What this task involves:
In the records, change every "scrollbar-thumb" to "scroll-handle" and leave all other text unchanged. Omit the pictures from your answer.

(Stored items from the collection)
^^^^^^^^^^^^^^^^

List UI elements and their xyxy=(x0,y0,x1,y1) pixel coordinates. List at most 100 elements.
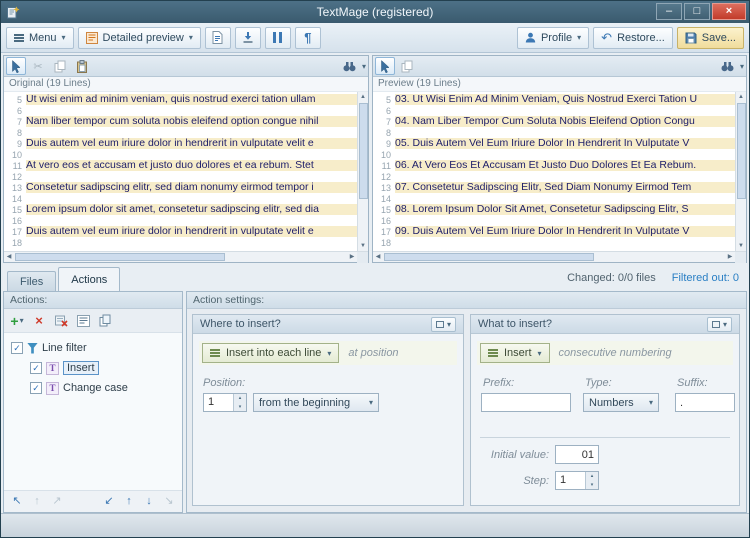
line-number: 8 xyxy=(16,127,22,138)
initial-value-input[interactable] xyxy=(555,445,599,464)
scrollbar-thumb[interactable] xyxy=(736,103,746,199)
menu-button[interactable]: Menu ▾ xyxy=(6,26,74,49)
show-formatting-button[interactable]: ¶ xyxy=(294,26,321,49)
line-text: Ut wisi enim ad minim veniam, quis nostr… xyxy=(26,94,357,105)
scrollbar-thumb[interactable] xyxy=(358,103,368,199)
scroll-up-icon[interactable]: ▲ xyxy=(736,92,746,102)
settings-panel: Action settings: Where to insert? ▾ Inse… xyxy=(186,291,747,513)
what-to-insert-group: What to insert? ▾ Insert ▾ consecutive n… xyxy=(470,314,740,506)
paste-button[interactable] xyxy=(72,57,92,75)
checkbox-icon[interactable]: ✓ xyxy=(30,362,42,374)
vertical-scrollbar[interactable]: ▲ ▼ xyxy=(357,92,368,251)
scroll-down-icon[interactable]: ▼ xyxy=(358,241,368,251)
checkbox-icon[interactable]: ✓ xyxy=(11,342,23,354)
tree-item-line-filter[interactable]: ✓ Line filter xyxy=(6,338,180,358)
tree-item-change-case[interactable]: ✓ T Change case xyxy=(6,378,180,398)
cut-button[interactable]: ✂ xyxy=(28,57,48,75)
main-toolbar: Menu ▾ Detailed preview ▾ ¶ Profile ▾ ↶ … xyxy=(1,23,749,53)
chevron-down-icon[interactable]: ▾ xyxy=(362,62,366,71)
maximize-button[interactable]: □ xyxy=(684,3,710,20)
select-mode-button[interactable] xyxy=(6,57,26,75)
line-text xyxy=(26,215,357,226)
position-label: Position: xyxy=(203,377,246,389)
select-mode-button[interactable] xyxy=(375,57,395,75)
where-mode-dropdown[interactable]: Insert into each line ▾ xyxy=(202,343,340,363)
delete-all-actions-button[interactable] xyxy=(52,312,70,330)
tab-actions[interactable]: Actions xyxy=(58,267,121,291)
line-number: 17 xyxy=(11,226,22,237)
preview-text-area[interactable]: 5 03. Ut Wisi Enim Ad Minim Veniam, Quis … xyxy=(373,92,735,251)
position-from-dropdown[interactable]: from the beginning ▾ xyxy=(253,393,379,412)
edit-action-button[interactable] xyxy=(74,312,92,330)
line-text xyxy=(26,171,357,182)
move-out-button[interactable]: ↖ xyxy=(9,494,25,510)
tab-files[interactable]: Files xyxy=(7,271,57,291)
horizontal-scrollbar[interactable]: ◀ ▶ xyxy=(4,251,368,263)
line-text: 05. Duis Autem Vel Eum Iriure Dolor In H… xyxy=(395,138,735,149)
vertical-scrollbar[interactable]: ▲ ▼ xyxy=(735,92,746,251)
tree-item-insert[interactable]: ✓ T Insert xyxy=(6,358,180,378)
copy-button[interactable] xyxy=(397,57,417,75)
document-preview-icon xyxy=(212,31,223,44)
restore-button[interactable]: ↶ Restore... xyxy=(593,26,673,49)
position-stepper[interactable]: 1 ▴ ▾ xyxy=(203,393,247,412)
suffix-input[interactable] xyxy=(675,393,735,412)
move-to-end-button[interactable]: ↘ xyxy=(161,494,177,510)
minimize-button[interactable]: – xyxy=(656,3,682,20)
move-up-button[interactable]: ↑ xyxy=(29,494,45,510)
type-dropdown[interactable]: Numbers ▾ xyxy=(583,393,659,412)
close-button[interactable]: × xyxy=(712,3,746,20)
scroll-left-icon[interactable]: ◀ xyxy=(4,254,14,260)
spin-up-icon[interactable]: ▴ xyxy=(586,472,598,481)
scroll-right-icon[interactable]: ▶ xyxy=(347,254,357,260)
initial-value-label: Initial value: xyxy=(490,449,549,461)
step-stepper[interactable]: 1 ▴ ▾ xyxy=(555,471,599,490)
move-in-button[interactable]: ↗ xyxy=(49,494,65,510)
chevron-down-icon: ▾ xyxy=(577,33,582,42)
text-line-7: 7 04. Nam Liber Tempor Cum Soluta Nobis E… xyxy=(373,116,735,127)
copy-button[interactable] xyxy=(50,57,70,75)
position-value[interactable]: 1 xyxy=(204,394,233,411)
preview-mode-button[interactable]: Detailed preview ▾ xyxy=(77,26,201,49)
spin-up-icon[interactable]: ▴ xyxy=(234,394,246,403)
save-disk-icon xyxy=(685,32,697,43)
refresh-preview-button[interactable] xyxy=(204,26,231,49)
tree-item-label: Change case xyxy=(63,382,128,394)
save-button[interactable]: Save... xyxy=(676,26,744,49)
scrollbar-thumb[interactable] xyxy=(384,253,594,261)
search-button[interactable] xyxy=(718,57,738,75)
scrollbar-thumb[interactable] xyxy=(15,253,225,261)
pause-preview-button[interactable] xyxy=(264,26,291,49)
move-item-down-button[interactable]: ↓ xyxy=(141,494,157,510)
tab-files-label: Files xyxy=(20,275,44,288)
spin-down-icon[interactable]: ▾ xyxy=(234,402,246,411)
delete-action-button[interactable]: × xyxy=(30,312,48,330)
move-item-up-button[interactable]: ↑ xyxy=(121,494,137,510)
duplicate-action-button[interactable] xyxy=(96,312,114,330)
line-text: Duis autem vel eum iriure dolor in hendr… xyxy=(26,226,357,237)
detailed-preview-icon xyxy=(85,31,98,44)
add-action-button[interactable]: + ▾ xyxy=(8,312,26,330)
move-to-start-button[interactable]: ↙ xyxy=(101,494,117,510)
what-preset-button[interactable]: ▾ xyxy=(706,316,732,332)
profile-label: Profile xyxy=(540,31,573,44)
horizontal-scrollbar[interactable]: ◀ ▶ xyxy=(373,251,746,263)
what-mode-dropdown[interactable]: Insert ▾ xyxy=(480,343,550,363)
checkbox-icon[interactable]: ✓ xyxy=(30,382,42,394)
chevron-down-icon[interactable]: ▾ xyxy=(740,62,744,71)
scroll-right-icon[interactable]: ▶ xyxy=(725,254,735,260)
spin-down-icon[interactable]: ▾ xyxy=(586,480,598,489)
original-text-area[interactable]: 5 Ut wisi enim ad minim veniam, quis nost… xyxy=(4,92,357,251)
step-value[interactable]: 1 xyxy=(556,472,585,489)
where-preset-button[interactable]: ▾ xyxy=(430,316,456,332)
scroll-up-icon[interactable]: ▲ xyxy=(358,92,368,102)
apply-actions-button[interactable] xyxy=(234,26,261,49)
text-line-9: 9 Duis autem vel eum iriure dolor in hend… xyxy=(4,138,357,149)
search-button[interactable] xyxy=(340,57,360,75)
scissors-icon: ✂ xyxy=(33,60,43,73)
scroll-left-icon[interactable]: ◀ xyxy=(373,254,383,260)
profile-button[interactable]: Profile ▾ xyxy=(516,26,590,49)
prefix-input[interactable] xyxy=(481,393,571,412)
scroll-down-icon[interactable]: ▼ xyxy=(736,241,746,251)
titlebar: TextMage (registered) – □ × xyxy=(1,1,749,23)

^^^^^^^^^^^^^^^^

Exercise response:
List UI elements and their xyxy=(x0,y0,x1,y1) pixel coordinates. List at most 100 elements.
line-number: 8 xyxy=(16,127,22,138)
initial-value-input[interactable] xyxy=(555,445,599,464)
scroll-handle[interactable] xyxy=(736,103,746,199)
menu-button[interactable]: Menu ▾ xyxy=(6,26,74,49)
show-formatting-button[interactable]: ¶ xyxy=(294,26,321,49)
line-text: Ut wisi enim ad minim veniam, quis nostr… xyxy=(26,94,357,105)
scroll-handle[interactable] xyxy=(358,103,368,199)
scroll-up-icon[interactable]: ▲ xyxy=(736,92,746,102)
settings-panel: Action settings: Where to insert? ▾ Inse… xyxy=(186,291,747,513)
what-to-insert-group: What to insert? ▾ Insert ▾ consecutive n… xyxy=(470,314,740,506)
paste-button[interactable] xyxy=(72,57,92,75)
checkbox-icon[interactable]: ✓ xyxy=(30,362,42,374)
vertical-scrollbar[interactable]: ▲ ▼ xyxy=(357,92,368,251)
scroll-down-icon[interactable]: ▼ xyxy=(358,241,368,251)
checkbox-icon[interactable]: ✓ xyxy=(11,342,23,354)
tree-item-line-filter[interactable]: ✓ Line filter xyxy=(6,338,180,358)
tree-item-change-case[interactable]: ✓ T Change case xyxy=(6,378,180,398)
cut-button[interactable]: ✂ xyxy=(28,57,48,75)
main-toolbar: Menu ▾ Detailed preview ▾ ¶ Profile ▾ ↶ … xyxy=(1,23,749,53)
chevron-down-icon[interactable]: ▾ xyxy=(362,62,366,71)
maximize-button[interactable]: □ xyxy=(684,3,710,20)
select-mode-button[interactable] xyxy=(6,57,26,75)
line-text xyxy=(26,215,357,226)
position-label: Position: xyxy=(203,377,246,389)
select-mode-button[interactable] xyxy=(375,57,395,75)
where-mode-dropdown[interactable]: Insert into each line ▾ xyxy=(202,343,340,363)
delete-all-actions-button[interactable] xyxy=(52,312,70,330)
tab-actions[interactable]: Actions xyxy=(58,267,121,291)
line-number: 17 xyxy=(11,226,22,237)
preview-text-area[interactable]: 5 03. Ut Wisi Enim Ad Minim Veniam, Quis … xyxy=(373,92,735,251)
position-from-dropdown[interactable]: from the beginning ▾ xyxy=(253,393,379,412)
edit-action-button[interactable] xyxy=(74,312,92,330)
line-text xyxy=(26,171,357,182)
move-out-button[interactable]: ↖ xyxy=(9,494,25,510)
tab-files[interactable]: Files xyxy=(7,271,57,291)
horizontal-scrollbar[interactable]: ◀ ▶ xyxy=(4,251,368,263)
line-text: 05. Duis Autem Vel Eum Iriure Dolor In H… xyxy=(395,138,735,149)
vertical-scrollbar[interactable]: ▲ ▼ xyxy=(735,92,746,251)
tree-item-insert[interactable]: ✓ T Insert xyxy=(6,358,180,378)
copy-button[interactable] xyxy=(397,57,417,75)
document-preview-icon xyxy=(212,31,223,44)
restore-button[interactable]: ↶ Restore... xyxy=(593,26,673,49)
position-stepper[interactable]: 1 ▴ ▾ xyxy=(203,393,247,412)
suffix-input[interactable] xyxy=(675,393,735,412)
move-to-end-button[interactable]: ↘ xyxy=(161,494,177,510)
minimize-button[interactable]: – xyxy=(656,3,682,20)
move-up-button[interactable]: ↑ xyxy=(29,494,45,510)
type-dropdown[interactable]: Numbers ▾ xyxy=(583,393,659,412)
close-button[interactable]: × xyxy=(712,3,746,20)
scroll-left-icon[interactable]: ◀ xyxy=(4,254,14,260)
spin-up-icon[interactable]: ▴ xyxy=(586,472,598,481)
scroll-right-icon[interactable]: ▶ xyxy=(347,254,357,260)
initial-value-label: Initial value: xyxy=(490,449,549,461)
step-stepper[interactable]: 1 ▴ ▾ xyxy=(555,471,599,490)
move-in-button[interactable]: ↗ xyxy=(49,494,65,510)
chevron-down-icon: ▾ xyxy=(577,33,582,42)
text-line-7: 7 04. Nam Liber Tempor Cum Soluta Nobis E… xyxy=(373,116,735,127)
copy-button[interactable] xyxy=(50,57,70,75)
position-value[interactable]: 1 xyxy=(204,394,233,411)
preview-mode-button[interactable]: Detailed preview ▾ xyxy=(77,26,201,49)
spin-up-icon[interactable]: ▴ xyxy=(234,394,246,403)
save-disk-icon xyxy=(685,32,697,43)
refresh-preview-button[interactable] xyxy=(204,26,231,49)
tree-item-label: Change case xyxy=(63,382,128,394)
save-button[interactable]: Save... xyxy=(676,26,744,49)
scroll-handle[interactable] xyxy=(384,253,594,261)
search-button[interactable] xyxy=(718,57,738,75)
scroll-handle[interactable] xyxy=(15,253,225,261)
pause-preview-button[interactable] xyxy=(264,26,291,49)
move-item-down-button[interactable]: ↓ xyxy=(141,494,157,510)
tab-files-label: Files xyxy=(20,275,44,288)
spin-down-icon[interactable]: ▾ xyxy=(234,402,246,411)
delete-action-button[interactable]: × xyxy=(30,312,48,330)
move-item-up-button[interactable]: ↑ xyxy=(121,494,137,510)
duplicate-action-button[interactable] xyxy=(96,312,114,330)
line-text: Duis autem vel eum iriure dolor in hendr… xyxy=(26,226,357,237)
detailed-preview-icon xyxy=(85,31,98,44)
add-action-button[interactable]: + ▾ xyxy=(8,312,26,330)
move-to-start-button[interactable]: ↙ xyxy=(101,494,117,510)
what-preset-button[interactable]: ▾ xyxy=(706,316,732,332)
profile-label: Profile xyxy=(540,31,573,44)
horizontal-scrollbar[interactable]: ◀ ▶ xyxy=(373,251,746,263)
what-mode-dropdown[interactable]: Insert ▾ xyxy=(480,343,550,363)
checkbox-icon[interactable]: ✓ xyxy=(30,382,42,394)
chevron-down-icon[interactable]: ▾ xyxy=(740,62,744,71)
scroll-right-icon[interactable]: ▶ xyxy=(725,254,735,260)
spin-down-icon[interactable]: ▾ xyxy=(586,480,598,489)
original-text-area[interactable]: 5 Ut wisi enim ad minim veniam, quis nost… xyxy=(4,92,357,251)
step-value[interactable]: 1 xyxy=(556,472,585,489)
where-preset-button[interactable]: ▾ xyxy=(430,316,456,332)
scroll-up-icon[interactable]: ▲ xyxy=(358,92,368,102)
apply-actions-button[interactable] xyxy=(234,26,261,49)
text-line-9: 9 Duis autem vel eum iriure dolor in hend… xyxy=(4,138,357,149)
search-button[interactable] xyxy=(340,57,360,75)
scissors-icon: ✂ xyxy=(33,60,43,73)
scroll-left-icon[interactable]: ◀ xyxy=(373,254,383,260)
profile-button[interactable]: Profile ▾ xyxy=(516,26,590,49)
prefix-input[interactable] xyxy=(481,393,571,412)
scroll-down-icon[interactable]: ▼ xyxy=(736,241,746,251)
titlebar: TextMage (registered) – □ × xyxy=(1,1,749,23)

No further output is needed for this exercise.